Problem to solve:
Find each line with the string "title" and copy it.
-- BEGIN Input material --
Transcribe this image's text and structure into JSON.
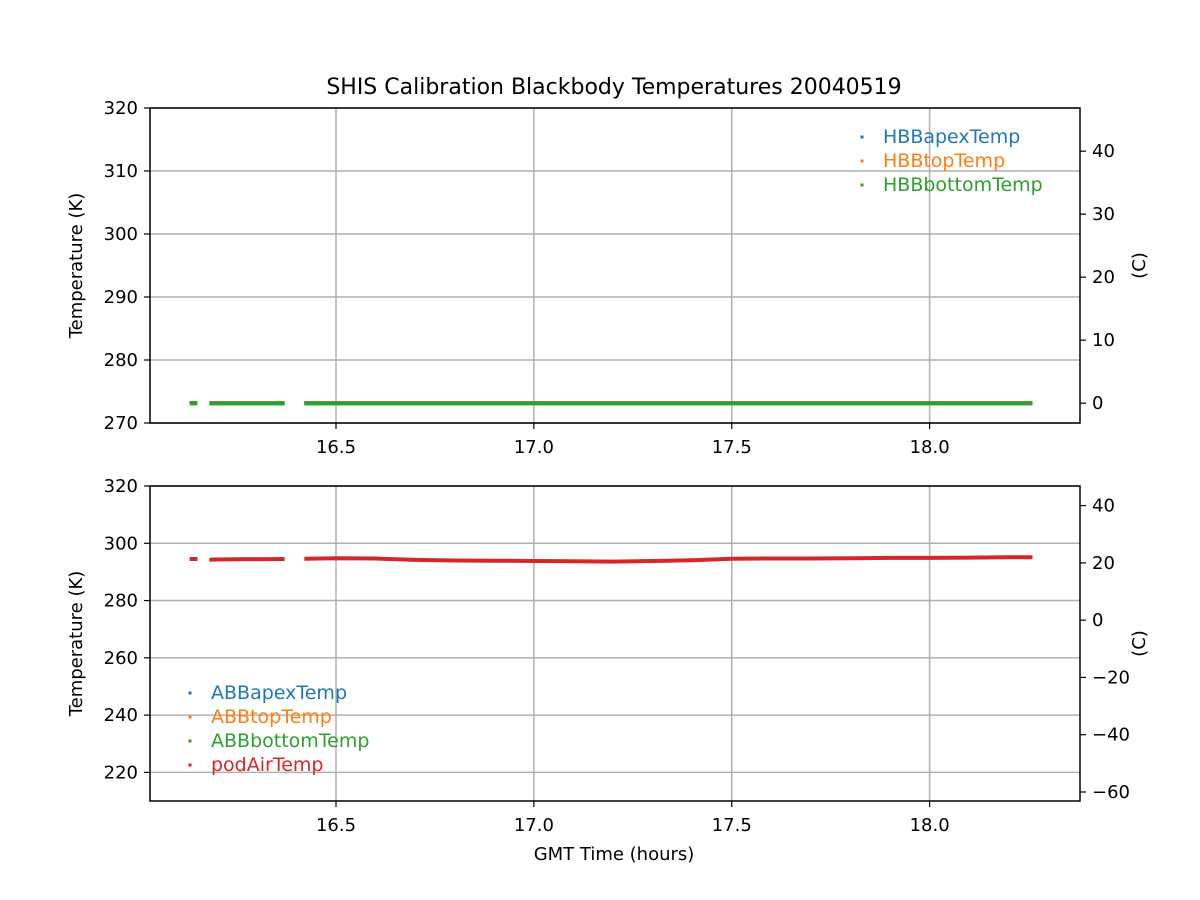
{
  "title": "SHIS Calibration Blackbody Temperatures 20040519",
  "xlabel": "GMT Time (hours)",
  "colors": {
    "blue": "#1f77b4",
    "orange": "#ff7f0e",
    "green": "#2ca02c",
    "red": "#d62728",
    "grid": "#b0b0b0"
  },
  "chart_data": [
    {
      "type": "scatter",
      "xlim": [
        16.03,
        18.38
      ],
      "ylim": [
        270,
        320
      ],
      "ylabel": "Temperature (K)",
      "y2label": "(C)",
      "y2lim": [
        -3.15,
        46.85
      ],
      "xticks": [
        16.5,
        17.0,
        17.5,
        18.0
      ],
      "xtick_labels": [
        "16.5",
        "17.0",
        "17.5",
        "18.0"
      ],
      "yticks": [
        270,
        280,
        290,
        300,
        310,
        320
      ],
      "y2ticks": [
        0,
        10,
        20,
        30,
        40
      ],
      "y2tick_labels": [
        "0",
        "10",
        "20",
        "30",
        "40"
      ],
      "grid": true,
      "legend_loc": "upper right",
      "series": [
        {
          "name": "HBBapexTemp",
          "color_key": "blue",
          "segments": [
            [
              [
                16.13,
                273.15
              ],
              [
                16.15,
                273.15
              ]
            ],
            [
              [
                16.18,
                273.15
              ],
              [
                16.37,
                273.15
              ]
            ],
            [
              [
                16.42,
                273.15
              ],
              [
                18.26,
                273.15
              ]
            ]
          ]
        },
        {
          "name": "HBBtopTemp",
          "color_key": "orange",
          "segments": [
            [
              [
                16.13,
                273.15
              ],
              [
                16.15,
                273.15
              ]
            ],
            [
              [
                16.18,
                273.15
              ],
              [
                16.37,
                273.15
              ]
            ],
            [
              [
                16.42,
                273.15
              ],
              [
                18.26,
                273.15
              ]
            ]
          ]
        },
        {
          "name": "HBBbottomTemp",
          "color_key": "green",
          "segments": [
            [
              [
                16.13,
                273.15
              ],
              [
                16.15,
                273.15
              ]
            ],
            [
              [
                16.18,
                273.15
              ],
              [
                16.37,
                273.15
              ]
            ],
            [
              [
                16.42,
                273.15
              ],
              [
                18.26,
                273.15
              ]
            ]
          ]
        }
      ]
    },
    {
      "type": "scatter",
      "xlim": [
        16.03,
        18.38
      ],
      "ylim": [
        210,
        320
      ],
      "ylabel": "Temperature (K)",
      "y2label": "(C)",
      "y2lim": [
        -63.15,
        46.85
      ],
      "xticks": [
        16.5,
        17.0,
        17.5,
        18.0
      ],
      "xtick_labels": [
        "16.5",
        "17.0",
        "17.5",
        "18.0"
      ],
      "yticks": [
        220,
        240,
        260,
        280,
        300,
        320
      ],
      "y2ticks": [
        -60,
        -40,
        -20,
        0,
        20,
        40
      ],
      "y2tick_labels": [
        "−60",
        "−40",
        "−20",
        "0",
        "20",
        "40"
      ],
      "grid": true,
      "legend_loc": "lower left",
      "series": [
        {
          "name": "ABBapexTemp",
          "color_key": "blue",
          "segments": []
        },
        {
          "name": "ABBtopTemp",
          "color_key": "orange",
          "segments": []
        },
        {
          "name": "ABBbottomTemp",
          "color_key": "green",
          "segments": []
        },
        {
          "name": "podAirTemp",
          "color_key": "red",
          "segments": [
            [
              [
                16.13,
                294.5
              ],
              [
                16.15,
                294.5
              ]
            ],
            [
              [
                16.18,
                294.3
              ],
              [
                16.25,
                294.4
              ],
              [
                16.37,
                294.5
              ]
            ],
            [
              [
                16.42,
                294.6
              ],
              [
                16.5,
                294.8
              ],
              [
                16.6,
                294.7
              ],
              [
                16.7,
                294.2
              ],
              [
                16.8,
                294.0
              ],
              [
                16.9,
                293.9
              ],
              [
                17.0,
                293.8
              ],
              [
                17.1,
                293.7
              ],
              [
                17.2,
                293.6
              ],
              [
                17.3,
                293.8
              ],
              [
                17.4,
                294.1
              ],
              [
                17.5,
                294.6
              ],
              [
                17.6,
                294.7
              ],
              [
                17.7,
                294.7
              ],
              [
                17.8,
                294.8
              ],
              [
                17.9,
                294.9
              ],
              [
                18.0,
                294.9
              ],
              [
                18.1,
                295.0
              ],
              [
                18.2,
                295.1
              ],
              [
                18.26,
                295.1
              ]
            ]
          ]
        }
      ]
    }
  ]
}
-- END Input material --
-- BEGIN Input material --
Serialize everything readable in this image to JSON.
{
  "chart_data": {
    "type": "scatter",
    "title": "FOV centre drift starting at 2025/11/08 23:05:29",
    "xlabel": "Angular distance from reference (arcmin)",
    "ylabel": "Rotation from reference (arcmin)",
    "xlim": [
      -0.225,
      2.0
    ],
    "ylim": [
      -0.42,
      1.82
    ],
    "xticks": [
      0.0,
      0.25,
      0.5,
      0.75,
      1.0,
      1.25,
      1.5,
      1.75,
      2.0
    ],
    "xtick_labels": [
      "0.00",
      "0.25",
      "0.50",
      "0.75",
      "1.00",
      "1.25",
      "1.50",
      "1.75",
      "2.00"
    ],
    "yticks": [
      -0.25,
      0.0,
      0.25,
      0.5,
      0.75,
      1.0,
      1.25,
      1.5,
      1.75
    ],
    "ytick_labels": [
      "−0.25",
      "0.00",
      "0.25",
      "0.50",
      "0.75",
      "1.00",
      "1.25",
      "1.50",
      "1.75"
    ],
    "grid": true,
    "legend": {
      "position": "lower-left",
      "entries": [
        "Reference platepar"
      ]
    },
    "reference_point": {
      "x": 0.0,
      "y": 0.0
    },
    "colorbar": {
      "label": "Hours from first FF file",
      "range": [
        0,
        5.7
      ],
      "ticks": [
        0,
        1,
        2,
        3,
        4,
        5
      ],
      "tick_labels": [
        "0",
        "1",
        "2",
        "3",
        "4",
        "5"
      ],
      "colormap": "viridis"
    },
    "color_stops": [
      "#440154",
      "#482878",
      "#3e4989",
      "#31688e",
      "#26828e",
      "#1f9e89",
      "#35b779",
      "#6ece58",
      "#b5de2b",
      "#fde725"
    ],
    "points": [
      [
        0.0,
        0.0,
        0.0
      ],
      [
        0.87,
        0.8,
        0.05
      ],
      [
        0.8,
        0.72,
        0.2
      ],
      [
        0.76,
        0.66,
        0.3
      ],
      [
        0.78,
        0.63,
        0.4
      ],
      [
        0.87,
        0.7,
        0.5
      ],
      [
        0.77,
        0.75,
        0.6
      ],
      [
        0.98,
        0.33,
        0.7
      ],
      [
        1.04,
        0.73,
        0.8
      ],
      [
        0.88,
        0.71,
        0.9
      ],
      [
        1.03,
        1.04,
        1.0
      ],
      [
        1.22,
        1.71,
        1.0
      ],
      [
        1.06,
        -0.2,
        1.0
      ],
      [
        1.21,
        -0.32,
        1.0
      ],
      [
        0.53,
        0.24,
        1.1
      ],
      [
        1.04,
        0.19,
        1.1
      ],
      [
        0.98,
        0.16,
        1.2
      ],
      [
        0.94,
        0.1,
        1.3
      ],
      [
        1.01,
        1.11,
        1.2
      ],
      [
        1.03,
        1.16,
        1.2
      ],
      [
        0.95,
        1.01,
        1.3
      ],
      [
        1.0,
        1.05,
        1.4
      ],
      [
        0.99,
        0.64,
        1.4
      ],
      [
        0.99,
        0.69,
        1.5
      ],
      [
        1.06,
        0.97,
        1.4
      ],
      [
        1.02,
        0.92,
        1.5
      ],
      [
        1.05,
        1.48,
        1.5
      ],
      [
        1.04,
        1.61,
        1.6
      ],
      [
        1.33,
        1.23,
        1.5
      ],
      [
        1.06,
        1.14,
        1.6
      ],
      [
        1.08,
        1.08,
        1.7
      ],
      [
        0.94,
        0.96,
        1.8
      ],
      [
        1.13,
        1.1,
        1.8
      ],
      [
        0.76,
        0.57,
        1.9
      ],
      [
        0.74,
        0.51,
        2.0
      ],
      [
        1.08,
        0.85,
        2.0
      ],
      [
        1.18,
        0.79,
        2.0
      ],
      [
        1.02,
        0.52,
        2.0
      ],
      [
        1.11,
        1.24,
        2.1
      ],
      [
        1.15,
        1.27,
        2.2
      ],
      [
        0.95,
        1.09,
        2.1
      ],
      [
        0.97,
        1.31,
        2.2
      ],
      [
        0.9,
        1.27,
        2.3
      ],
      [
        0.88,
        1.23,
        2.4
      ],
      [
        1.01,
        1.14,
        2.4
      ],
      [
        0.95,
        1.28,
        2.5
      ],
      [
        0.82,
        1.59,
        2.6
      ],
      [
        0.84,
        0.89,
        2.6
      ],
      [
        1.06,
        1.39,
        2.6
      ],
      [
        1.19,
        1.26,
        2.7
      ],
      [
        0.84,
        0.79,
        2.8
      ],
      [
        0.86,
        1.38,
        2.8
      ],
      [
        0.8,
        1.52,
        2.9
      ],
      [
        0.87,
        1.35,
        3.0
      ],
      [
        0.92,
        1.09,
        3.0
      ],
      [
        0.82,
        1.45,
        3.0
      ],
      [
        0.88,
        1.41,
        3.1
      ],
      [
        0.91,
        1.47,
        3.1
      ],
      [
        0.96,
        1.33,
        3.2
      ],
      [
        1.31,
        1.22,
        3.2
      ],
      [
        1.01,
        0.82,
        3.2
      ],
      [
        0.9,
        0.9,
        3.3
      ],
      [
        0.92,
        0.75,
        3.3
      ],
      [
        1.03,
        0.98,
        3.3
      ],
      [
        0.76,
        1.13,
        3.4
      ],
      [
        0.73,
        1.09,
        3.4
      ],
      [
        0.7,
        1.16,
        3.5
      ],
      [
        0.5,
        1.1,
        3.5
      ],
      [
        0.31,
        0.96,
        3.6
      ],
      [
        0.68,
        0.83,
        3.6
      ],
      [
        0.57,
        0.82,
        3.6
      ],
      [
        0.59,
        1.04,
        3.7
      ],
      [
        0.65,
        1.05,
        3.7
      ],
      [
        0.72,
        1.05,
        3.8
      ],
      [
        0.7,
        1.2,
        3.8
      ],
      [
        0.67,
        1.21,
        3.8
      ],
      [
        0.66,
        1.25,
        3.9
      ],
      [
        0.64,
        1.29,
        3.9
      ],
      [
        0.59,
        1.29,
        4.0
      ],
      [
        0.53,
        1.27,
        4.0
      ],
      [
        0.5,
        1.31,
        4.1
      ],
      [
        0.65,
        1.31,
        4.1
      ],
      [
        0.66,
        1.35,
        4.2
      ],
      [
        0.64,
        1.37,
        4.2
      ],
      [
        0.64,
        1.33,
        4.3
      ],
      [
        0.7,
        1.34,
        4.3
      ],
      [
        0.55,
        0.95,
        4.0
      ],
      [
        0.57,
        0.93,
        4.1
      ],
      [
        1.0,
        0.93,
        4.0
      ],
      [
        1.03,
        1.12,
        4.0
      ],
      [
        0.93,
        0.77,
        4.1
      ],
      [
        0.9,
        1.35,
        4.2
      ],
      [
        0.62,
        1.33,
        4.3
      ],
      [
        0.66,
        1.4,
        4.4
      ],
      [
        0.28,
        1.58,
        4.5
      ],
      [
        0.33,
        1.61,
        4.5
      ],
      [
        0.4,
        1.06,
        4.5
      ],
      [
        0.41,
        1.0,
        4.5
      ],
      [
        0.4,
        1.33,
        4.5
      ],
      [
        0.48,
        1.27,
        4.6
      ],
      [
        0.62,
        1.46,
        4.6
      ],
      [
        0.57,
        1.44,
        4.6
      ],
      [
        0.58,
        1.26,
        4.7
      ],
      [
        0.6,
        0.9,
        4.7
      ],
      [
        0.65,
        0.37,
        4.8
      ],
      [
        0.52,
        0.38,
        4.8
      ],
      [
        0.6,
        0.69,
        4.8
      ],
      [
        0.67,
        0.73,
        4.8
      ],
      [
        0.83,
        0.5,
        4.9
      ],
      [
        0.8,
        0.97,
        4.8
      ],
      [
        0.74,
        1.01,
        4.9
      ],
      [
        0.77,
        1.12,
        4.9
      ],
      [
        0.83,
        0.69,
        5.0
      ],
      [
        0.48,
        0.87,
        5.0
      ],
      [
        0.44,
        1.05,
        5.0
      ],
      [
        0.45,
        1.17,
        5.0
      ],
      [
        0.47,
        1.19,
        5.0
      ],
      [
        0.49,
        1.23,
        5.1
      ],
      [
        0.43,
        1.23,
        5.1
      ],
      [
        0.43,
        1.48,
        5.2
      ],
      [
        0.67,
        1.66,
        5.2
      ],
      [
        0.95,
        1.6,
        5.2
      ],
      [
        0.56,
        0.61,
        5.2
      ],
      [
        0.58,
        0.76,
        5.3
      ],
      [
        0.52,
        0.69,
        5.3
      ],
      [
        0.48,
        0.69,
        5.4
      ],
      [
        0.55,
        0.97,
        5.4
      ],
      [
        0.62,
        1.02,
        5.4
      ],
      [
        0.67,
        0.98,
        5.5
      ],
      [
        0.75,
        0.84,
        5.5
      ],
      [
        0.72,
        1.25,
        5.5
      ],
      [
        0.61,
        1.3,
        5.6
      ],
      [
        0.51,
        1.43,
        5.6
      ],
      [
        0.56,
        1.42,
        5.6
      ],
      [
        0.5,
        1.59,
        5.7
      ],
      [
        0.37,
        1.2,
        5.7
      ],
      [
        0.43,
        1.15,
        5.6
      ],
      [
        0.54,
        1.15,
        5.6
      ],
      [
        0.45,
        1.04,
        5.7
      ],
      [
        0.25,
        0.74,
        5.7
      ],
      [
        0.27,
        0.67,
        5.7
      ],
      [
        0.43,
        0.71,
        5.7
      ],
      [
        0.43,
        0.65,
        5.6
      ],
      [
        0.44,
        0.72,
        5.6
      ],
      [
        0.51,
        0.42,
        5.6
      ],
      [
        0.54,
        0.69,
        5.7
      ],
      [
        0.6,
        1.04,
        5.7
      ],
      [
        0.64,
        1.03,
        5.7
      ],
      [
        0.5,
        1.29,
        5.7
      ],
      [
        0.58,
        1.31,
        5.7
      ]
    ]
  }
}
-- END Input material --
Exercise output:
  "title": "SHIS Calibration Blackbody Temperatures 20040519",
    "title": "FOV centre drift starting at 2025/11/08 23:05:29",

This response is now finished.